#### Supplied entries ####

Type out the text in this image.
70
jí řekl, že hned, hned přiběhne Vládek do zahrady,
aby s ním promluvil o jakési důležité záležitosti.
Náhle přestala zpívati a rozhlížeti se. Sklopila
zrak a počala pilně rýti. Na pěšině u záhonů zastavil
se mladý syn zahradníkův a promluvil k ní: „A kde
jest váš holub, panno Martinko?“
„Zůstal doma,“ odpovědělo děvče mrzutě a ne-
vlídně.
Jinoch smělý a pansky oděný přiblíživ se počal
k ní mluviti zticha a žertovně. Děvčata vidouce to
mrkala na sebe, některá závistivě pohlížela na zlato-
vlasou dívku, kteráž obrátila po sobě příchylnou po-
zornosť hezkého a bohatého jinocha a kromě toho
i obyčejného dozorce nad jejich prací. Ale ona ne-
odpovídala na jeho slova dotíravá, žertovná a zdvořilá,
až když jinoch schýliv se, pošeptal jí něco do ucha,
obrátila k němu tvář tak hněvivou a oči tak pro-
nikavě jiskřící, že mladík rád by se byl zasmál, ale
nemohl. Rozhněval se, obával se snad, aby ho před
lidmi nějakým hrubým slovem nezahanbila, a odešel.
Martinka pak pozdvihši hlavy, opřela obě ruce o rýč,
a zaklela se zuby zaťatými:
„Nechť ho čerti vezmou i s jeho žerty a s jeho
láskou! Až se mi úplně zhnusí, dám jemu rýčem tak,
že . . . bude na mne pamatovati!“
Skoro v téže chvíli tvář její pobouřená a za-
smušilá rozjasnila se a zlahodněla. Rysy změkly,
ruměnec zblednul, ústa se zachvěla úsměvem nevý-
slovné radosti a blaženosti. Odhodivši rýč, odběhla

####

**Exercise instructions**: Locate the string "jeho" in the listing above and copy every line where it occurs.

**Expected answer**:
odpovídala na jeho slova dotíravá, žertovná a zdvořilá,
„Nechť ho čerti vezmou i s jeho žerty a s jeho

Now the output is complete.